**Work to be completed**
Go through the records underneath and write each one out again exactly.

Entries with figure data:
* * * * * * *

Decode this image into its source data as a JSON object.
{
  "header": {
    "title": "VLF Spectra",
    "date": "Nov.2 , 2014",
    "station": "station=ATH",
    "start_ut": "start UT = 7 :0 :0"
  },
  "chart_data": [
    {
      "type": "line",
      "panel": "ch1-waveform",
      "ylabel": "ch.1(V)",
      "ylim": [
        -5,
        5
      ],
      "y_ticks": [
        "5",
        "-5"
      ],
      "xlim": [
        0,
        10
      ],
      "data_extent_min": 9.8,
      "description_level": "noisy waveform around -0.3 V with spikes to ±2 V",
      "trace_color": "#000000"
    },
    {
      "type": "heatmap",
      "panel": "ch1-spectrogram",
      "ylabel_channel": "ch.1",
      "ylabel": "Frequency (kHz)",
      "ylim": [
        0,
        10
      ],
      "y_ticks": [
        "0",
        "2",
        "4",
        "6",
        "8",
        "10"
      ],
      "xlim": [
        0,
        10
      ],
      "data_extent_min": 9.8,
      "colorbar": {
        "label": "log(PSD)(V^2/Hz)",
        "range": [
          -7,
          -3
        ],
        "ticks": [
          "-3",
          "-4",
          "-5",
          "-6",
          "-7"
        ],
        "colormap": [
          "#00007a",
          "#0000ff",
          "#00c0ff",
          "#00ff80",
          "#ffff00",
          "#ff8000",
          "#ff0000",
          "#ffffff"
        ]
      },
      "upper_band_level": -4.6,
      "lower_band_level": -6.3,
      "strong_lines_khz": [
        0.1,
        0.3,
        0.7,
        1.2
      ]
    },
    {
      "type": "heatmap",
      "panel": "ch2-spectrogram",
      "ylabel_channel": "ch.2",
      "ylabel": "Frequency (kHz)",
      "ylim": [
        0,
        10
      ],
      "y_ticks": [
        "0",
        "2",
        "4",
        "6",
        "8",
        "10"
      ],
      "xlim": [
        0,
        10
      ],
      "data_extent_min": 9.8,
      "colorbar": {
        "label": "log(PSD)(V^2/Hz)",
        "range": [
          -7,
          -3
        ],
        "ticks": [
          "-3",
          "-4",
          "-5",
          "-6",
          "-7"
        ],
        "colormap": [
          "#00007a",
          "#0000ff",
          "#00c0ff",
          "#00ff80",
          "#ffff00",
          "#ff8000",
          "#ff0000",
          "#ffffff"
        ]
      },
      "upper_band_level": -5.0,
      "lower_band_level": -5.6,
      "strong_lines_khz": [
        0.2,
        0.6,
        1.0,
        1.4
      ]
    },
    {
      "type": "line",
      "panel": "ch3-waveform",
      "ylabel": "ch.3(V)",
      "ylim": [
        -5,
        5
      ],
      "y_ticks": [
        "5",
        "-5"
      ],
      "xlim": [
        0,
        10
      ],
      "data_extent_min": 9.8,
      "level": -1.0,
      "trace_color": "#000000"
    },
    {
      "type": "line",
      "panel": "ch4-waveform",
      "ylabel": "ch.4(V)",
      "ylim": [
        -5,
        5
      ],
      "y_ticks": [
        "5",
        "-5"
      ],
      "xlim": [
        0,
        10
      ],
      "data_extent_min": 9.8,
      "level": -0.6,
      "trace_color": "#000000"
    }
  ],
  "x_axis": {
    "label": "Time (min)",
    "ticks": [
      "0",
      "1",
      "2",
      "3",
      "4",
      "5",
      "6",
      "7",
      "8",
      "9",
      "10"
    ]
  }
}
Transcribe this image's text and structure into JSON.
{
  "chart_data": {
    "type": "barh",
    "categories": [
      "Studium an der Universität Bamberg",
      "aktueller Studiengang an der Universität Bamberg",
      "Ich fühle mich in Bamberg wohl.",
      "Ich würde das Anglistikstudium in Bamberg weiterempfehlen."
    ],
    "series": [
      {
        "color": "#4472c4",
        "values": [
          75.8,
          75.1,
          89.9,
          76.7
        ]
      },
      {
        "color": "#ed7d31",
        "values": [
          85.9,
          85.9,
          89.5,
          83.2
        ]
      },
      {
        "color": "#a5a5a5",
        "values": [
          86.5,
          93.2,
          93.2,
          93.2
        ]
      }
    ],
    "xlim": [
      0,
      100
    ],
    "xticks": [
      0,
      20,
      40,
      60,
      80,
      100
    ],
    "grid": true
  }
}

* * * * * * *

**Result of the exercise**
Decode this image into its source data as a JSON object.
{
  "header": {
    "title": "VLF Spectra",
    "date": "Nov.2 , 2014",
    "station": "station=ATH",
    "start_ut": "start UT = 7 :0 :0"
  },
  "chart_data": [
    {
      "type": "line",
      "panel": "ch1-waveform",
      "ylabel": "ch.1(V)",
      "ylim": [
        -5,
        5
      ],
      "y_ticks": [
        "5",
        "-5"
      ],
      "xlim": [
        0,
        10
      ],
      "data_extent_min": 9.8,
      "description_level": "noisy waveform around -0.3 V with spikes to ±2 V",
      "trace_color": "#000000"
    },
    {
      "type": "heatmap",
      "panel": "ch1-spectrogram",
      "ylabel_channel": "ch.1",
      "ylabel": "Frequency (kHz)",
      "ylim": [
        0,
        10
      ],
      "y_ticks": [
        "0",
        "2",
        "4",
        "6",
        "8",
        "10"
      ],
      "xlim": [
        0,
        10
      ],
      "data_extent_min": 9.8,
      "colorbar": {
        "label": "log(PSD)(V^2/Hz)",
        "range": [
          -7,
          -3
        ],
        "ticks": [
          "-3",
          "-4",
          "-5",
          "-6",
          "-7"
        ],
        "colormap": [
          "#00007a",
          "#0000ff",
          "#00c0ff",
          "#00ff80",
          "#ffff00",
          "#ff8000",
          "#ff0000",
          "#ffffff"
        ]
      },
      "upper_band_level": -4.6,
      "lower_band_level": -6.3,
      "strong_lines_khz": [
        0.1,
        0.3,
        0.7,
        1.2
      ]
    },
    {
      "type": "heatmap",
      "panel": "ch2-spectrogram",
      "ylabel_channel": "ch.2",
      "ylabel": "Frequency (kHz)",
      "ylim": [
        0,
        10
      ],
      "y_ticks": [
        "0",
        "2",
        "4",
        "6",
        "8",
        "10"
      ],
      "xlim": [
        0,
        10
      ],
      "data_extent_min": 9.8,
      "colorbar": {
        "label": "log(PSD)(V^2/Hz)",
        "range": [
          -7,
          -3
        ],
        "ticks": [
          "-3",
          "-4",
          "-5",
          "-6",
          "-7"
        ],
        "colormap": [
          "#00007a",
          "#0000ff",
          "#00c0ff",
          "#00ff80",
          "#ffff00",
          "#ff8000",
          "#ff0000",
          "#ffffff"
        ]
      },
      "upper_band_level": -5.0,
      "lower_band_level": -5.6,
      "strong_lines_khz": [
        0.2,
        0.6,
        1.0,
        1.4
      ]
    },
    {
      "type": "line",
      "panel": "ch3-waveform",
      "ylabel": "ch.3(V)",
      "ylim": [
        -5,
        5
      ],
      "y_ticks": [
        "5",
        "-5"
      ],
      "xlim": [
        0,
        10
      ],
      "data_extent_min": 9.8,
      "level": -1.0,
      "trace_color": "#000000"
    },
    {
      "type": "line",
      "panel": "ch4-waveform",
      "ylabel": "ch.4(V)",
      "ylim": [
        -5,
        5
      ],
      "y_ticks": [
        "5",
        "-5"
      ],
      "xlim": [
        0,
        10
      ],
      "data_extent_min": 9.8,
      "level": -0.6,
      "trace_color": "#000000"
    }
  ],
  "x_axis": {
    "label": "Time (min)",
    "ticks": [
      "0",
      "1",
      "2",
      "3",
      "4",
      "5",
      "6",
      "7",
      "8",
      "9",
      "10"
    ]
  }
}
Transcribe this image's text and structure into JSON.
{
  "chart_data": {
    "type": "barh",
    "categories": [
      "Studium an der Universität Bamberg",
      "aktueller Studiengang an der Universität Bamberg",
      "Ich fühle mich in Bamberg wohl.",
      "Ich würde das Anglistikstudium in Bamberg weiterempfehlen."
    ],
    "series": [
      {
        "color": "#4472c4",
        "values": [
          75.8,
          75.1,
          89.9,
          76.7
        ]
      },
      {
        "color": "#ed7d31",
        "values": [
          85.9,
          85.9,
          89.5,
          83.2
        ]
      },
      {
        "color": "#a5a5a5",
        "values": [
          86.5,
          93.2,
          93.2,
          93.2
        ]
      }
    ],
    "xlim": [
      0,
      100
    ],
    "xticks": [
      0,
      20,
      40,
      60,
      80,
      100
    ],
    "grid": true
  }
}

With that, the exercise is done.